Your objective: Tally up the lines below that contain the word "color" and give the total alone.

[Opening Extracted records section]

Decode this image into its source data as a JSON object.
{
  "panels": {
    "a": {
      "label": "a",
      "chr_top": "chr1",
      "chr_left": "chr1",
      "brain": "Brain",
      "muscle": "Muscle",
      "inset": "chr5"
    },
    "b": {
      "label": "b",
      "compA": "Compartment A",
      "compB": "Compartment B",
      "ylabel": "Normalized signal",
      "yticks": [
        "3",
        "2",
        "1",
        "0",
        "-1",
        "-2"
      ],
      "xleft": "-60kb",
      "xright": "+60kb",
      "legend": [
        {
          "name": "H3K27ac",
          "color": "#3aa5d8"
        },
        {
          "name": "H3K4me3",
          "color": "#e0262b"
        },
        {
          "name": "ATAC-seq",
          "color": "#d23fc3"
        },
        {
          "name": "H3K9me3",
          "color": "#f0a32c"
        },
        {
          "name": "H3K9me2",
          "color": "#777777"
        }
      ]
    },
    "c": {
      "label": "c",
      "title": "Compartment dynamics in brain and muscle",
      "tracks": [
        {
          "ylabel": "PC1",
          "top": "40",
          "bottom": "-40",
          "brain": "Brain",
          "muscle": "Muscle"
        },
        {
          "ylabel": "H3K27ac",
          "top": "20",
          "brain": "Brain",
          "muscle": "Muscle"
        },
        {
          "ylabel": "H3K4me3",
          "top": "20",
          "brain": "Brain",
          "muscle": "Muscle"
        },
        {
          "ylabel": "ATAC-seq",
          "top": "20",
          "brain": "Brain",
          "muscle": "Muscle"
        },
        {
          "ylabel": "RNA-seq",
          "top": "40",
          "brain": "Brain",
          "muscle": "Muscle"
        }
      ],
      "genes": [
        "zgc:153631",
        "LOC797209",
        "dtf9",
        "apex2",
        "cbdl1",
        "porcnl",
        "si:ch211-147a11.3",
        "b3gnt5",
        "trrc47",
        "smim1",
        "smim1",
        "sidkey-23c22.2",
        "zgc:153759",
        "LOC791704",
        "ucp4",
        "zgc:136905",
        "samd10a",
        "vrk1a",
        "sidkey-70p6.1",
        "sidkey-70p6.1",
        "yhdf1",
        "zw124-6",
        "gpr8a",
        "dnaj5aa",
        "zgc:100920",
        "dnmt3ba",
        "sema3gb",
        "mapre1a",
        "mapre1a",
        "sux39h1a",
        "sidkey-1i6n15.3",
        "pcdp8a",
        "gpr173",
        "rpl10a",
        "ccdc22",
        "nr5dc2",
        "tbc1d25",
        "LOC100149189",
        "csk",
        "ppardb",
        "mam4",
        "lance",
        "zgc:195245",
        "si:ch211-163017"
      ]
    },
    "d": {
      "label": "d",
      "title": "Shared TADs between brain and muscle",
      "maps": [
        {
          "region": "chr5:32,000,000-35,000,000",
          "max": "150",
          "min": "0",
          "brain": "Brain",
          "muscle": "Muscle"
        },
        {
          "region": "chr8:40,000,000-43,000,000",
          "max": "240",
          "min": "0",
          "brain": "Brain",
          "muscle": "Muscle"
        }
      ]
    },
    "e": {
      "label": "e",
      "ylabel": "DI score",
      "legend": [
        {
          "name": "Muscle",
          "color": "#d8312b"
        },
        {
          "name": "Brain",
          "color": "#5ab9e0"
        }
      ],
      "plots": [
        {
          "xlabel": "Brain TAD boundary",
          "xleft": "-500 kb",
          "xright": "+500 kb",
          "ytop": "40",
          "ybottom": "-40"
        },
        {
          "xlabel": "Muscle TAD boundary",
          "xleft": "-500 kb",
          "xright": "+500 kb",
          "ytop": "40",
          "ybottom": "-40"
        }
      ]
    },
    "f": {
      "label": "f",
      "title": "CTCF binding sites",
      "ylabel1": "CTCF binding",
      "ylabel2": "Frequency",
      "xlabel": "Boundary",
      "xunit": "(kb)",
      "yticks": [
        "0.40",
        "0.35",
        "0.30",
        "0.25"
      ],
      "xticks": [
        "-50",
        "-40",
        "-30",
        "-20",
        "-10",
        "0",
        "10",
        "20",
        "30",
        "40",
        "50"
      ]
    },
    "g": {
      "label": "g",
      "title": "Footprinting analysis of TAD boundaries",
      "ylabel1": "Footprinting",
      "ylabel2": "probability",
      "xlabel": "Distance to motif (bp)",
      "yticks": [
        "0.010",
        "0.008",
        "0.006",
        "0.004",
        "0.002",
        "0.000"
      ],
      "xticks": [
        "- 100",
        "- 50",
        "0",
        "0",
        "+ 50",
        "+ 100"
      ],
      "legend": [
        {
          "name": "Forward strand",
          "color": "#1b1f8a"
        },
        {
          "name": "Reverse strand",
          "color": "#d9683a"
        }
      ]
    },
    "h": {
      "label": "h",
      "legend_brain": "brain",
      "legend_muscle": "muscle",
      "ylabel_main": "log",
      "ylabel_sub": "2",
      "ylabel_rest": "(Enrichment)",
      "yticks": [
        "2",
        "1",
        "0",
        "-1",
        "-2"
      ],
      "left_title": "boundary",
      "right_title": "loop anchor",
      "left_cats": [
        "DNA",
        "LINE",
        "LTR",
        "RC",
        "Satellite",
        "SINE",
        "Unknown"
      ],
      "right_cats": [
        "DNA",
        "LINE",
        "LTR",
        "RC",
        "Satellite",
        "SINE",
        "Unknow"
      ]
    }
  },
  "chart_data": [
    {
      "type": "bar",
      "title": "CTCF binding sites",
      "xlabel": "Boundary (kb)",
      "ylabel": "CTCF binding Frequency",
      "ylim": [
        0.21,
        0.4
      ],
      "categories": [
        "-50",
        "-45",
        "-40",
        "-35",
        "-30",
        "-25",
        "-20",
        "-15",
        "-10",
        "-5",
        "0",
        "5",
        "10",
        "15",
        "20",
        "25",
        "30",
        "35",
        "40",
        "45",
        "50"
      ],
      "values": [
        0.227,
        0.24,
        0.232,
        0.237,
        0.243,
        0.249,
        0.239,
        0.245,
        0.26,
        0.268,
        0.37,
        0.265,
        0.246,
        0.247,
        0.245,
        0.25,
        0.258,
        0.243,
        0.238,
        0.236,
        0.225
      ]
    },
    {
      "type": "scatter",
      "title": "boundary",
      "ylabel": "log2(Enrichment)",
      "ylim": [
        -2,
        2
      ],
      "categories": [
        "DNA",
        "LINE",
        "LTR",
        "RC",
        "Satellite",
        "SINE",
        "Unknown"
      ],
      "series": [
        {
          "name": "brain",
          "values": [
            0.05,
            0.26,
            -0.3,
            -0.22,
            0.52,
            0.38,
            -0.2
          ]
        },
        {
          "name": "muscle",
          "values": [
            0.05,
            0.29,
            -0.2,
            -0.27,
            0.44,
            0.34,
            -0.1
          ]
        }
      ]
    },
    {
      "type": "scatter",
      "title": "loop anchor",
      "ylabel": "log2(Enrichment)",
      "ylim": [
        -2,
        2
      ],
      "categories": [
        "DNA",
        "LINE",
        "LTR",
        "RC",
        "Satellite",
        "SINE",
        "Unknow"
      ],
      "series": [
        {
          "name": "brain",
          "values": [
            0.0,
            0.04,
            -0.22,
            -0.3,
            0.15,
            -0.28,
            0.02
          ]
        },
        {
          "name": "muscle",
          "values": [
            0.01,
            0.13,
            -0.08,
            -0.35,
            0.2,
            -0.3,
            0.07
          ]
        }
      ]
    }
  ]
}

[Closing Extracted records section]

Response to this task: 9